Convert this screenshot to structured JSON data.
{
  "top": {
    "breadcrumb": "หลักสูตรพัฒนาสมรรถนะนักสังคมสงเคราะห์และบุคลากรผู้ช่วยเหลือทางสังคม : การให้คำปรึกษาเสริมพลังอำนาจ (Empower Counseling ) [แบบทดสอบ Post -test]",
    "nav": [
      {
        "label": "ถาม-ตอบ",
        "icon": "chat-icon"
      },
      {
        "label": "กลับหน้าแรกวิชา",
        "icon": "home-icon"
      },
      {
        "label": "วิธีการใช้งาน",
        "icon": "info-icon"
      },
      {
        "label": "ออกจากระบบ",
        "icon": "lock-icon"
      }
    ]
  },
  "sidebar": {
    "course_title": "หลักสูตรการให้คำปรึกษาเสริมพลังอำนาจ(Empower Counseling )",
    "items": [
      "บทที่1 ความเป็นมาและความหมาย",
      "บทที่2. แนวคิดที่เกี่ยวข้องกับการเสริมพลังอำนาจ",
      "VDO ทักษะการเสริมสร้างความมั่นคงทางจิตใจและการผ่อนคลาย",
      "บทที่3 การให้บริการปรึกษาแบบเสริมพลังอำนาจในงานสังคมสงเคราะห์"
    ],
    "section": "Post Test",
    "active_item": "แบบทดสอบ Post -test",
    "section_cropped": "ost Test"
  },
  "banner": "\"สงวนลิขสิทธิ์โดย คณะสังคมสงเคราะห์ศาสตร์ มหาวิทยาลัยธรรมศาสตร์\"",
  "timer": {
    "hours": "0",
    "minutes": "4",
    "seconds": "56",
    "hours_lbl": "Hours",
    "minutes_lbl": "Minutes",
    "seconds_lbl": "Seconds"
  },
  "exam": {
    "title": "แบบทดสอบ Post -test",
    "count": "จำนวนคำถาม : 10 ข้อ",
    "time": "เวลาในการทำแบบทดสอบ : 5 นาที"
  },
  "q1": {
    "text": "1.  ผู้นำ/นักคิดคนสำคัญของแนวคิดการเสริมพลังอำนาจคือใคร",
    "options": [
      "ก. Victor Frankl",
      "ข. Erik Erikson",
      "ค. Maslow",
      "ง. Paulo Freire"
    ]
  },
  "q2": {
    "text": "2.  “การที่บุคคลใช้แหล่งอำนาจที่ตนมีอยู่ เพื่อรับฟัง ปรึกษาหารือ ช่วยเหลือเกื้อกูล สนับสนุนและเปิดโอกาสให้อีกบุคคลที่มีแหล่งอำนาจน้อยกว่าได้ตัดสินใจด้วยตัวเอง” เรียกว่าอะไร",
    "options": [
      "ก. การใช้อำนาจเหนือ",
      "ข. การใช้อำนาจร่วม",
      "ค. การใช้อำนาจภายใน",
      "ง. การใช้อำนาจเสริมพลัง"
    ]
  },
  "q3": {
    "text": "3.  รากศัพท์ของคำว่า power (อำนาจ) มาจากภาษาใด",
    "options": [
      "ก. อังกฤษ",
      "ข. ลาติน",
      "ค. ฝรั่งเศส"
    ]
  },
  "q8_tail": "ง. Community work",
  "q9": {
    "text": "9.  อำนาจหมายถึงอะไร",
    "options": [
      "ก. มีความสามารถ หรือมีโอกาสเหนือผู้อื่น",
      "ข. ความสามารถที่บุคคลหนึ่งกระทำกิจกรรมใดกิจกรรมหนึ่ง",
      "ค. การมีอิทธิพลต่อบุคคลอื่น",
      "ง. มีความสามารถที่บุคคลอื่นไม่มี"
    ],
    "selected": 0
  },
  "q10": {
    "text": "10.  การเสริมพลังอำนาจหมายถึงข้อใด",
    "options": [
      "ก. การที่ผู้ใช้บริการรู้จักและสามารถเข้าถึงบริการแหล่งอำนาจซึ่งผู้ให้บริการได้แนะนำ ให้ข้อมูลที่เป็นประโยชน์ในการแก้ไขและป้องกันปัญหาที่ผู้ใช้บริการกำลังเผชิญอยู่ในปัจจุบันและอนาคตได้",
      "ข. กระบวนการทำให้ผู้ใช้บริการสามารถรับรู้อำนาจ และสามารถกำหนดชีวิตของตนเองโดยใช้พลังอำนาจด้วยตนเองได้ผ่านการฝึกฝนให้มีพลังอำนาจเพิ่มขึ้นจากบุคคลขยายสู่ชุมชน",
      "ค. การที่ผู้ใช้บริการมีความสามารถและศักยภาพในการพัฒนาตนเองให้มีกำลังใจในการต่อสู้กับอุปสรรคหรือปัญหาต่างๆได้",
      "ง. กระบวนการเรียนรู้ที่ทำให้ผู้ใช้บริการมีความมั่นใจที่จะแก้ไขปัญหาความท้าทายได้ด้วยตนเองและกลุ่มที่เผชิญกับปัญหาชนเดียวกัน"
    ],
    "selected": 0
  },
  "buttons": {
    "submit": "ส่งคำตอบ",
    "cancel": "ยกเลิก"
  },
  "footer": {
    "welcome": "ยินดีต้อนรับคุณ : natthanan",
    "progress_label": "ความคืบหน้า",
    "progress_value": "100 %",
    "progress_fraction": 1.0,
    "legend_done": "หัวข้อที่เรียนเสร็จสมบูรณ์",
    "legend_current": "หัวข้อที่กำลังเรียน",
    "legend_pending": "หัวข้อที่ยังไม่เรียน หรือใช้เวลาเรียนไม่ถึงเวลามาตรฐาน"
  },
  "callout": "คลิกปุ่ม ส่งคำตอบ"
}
______
§ **WHAT IS REQUIRED**
Pick out all lines containing the string "การใช".

§ **WRITTEN ANSWER**
        "label": "วิธีการใช้งาน",
      "ก. การใช้อำนาจเหนือ",
      "ข. การใช้อำนาจร่วม",
      "ค. การใช้อำนาจภายใน",
      "ง. การใช้อำนาจเสริมพลัง"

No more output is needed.